# [Task instructions]
Locate every line below that contains the word "text" and copy it.

[Begin Stored data]

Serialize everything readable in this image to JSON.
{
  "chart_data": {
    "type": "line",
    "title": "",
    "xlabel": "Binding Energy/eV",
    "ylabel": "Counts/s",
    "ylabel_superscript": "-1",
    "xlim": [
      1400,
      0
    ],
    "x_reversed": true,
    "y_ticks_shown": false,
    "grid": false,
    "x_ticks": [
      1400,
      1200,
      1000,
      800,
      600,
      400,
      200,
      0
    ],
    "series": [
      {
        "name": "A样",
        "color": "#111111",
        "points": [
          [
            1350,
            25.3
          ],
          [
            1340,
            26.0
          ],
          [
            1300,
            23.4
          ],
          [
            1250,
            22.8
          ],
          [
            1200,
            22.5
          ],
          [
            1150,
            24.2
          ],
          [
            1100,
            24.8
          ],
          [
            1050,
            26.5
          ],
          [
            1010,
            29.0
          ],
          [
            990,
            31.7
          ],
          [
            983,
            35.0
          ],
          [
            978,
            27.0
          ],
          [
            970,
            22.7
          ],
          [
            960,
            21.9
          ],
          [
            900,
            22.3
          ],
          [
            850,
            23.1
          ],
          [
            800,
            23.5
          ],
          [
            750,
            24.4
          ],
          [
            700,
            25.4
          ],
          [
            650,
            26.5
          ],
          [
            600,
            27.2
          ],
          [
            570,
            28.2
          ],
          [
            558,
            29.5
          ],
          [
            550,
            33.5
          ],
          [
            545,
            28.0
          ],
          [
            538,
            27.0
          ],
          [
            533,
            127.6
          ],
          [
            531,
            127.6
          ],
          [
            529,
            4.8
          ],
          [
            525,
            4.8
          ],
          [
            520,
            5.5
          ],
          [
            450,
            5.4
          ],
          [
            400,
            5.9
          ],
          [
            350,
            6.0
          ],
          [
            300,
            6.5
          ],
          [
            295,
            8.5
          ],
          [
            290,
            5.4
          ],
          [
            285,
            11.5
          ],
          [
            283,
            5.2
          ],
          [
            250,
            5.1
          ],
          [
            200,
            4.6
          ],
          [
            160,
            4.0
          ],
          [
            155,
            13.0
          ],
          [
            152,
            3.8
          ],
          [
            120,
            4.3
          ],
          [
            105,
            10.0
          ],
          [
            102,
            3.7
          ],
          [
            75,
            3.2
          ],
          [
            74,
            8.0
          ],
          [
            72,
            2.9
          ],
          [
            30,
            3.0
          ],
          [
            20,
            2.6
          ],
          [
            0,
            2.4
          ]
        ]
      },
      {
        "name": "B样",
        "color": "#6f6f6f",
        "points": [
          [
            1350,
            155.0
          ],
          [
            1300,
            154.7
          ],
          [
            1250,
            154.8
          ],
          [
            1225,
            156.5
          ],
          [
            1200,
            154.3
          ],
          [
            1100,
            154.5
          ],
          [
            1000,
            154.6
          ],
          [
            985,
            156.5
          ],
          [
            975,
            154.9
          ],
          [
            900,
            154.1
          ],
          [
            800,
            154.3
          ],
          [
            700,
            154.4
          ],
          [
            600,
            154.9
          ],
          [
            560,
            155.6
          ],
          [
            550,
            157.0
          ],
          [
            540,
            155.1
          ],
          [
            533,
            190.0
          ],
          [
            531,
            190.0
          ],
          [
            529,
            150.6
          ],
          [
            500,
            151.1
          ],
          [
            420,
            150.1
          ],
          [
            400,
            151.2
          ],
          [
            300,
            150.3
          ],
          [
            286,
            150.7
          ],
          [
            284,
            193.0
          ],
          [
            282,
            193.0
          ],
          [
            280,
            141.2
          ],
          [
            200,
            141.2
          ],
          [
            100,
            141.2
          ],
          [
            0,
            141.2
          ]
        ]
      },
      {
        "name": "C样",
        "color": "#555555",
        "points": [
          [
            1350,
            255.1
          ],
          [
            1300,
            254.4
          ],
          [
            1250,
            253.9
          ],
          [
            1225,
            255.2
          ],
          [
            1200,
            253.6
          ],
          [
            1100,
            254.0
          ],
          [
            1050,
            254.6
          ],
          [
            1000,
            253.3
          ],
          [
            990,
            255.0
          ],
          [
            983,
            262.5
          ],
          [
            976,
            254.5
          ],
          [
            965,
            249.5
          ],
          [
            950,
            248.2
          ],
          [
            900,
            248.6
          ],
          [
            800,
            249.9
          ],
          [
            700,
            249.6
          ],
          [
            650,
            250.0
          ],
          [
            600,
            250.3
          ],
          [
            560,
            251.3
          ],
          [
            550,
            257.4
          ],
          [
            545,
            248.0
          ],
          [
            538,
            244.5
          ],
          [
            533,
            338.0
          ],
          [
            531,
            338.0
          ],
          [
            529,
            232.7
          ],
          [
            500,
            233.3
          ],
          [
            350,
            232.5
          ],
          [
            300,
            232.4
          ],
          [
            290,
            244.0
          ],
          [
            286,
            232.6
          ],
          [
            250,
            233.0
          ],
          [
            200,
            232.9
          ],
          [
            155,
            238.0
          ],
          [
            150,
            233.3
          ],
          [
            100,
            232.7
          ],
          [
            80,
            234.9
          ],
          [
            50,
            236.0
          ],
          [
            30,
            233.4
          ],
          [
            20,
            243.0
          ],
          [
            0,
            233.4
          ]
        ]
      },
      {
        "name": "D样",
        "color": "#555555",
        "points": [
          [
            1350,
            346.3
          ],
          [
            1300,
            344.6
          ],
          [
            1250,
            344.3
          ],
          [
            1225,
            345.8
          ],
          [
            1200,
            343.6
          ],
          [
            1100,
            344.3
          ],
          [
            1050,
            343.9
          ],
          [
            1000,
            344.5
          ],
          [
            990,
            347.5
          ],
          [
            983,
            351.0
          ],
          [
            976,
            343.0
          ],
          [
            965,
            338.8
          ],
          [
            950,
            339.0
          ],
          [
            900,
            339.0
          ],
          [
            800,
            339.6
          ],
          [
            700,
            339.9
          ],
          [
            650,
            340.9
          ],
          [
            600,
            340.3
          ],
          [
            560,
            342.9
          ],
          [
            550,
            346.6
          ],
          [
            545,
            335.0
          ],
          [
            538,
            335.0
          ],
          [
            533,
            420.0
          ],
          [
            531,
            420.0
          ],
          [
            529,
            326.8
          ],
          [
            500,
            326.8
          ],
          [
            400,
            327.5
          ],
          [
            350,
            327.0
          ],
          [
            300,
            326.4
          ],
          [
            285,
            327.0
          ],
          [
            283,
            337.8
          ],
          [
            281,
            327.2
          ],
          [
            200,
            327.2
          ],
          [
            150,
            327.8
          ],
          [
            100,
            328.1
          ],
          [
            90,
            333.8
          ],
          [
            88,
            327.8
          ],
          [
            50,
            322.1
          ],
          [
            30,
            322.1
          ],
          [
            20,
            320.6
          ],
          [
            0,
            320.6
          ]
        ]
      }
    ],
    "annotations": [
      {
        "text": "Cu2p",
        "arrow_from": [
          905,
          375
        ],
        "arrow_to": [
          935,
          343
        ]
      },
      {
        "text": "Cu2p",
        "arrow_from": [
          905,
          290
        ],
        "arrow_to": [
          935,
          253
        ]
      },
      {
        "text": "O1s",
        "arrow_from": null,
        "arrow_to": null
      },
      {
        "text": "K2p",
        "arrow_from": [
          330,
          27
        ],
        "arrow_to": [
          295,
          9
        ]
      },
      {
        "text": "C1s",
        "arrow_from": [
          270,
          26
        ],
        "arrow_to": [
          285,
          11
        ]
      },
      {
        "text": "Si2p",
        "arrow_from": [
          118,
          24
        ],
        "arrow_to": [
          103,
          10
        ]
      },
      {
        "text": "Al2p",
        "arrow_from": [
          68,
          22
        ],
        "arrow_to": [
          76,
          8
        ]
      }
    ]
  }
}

[End Stored data]

# [Finished answer]
        "text": "Cu2p",
        "text": "Cu2p",
        "text": "O1s",
        "text": "K2p",
        "text": "C1s",
        "text": "Si2p",
        "text": "Al2p",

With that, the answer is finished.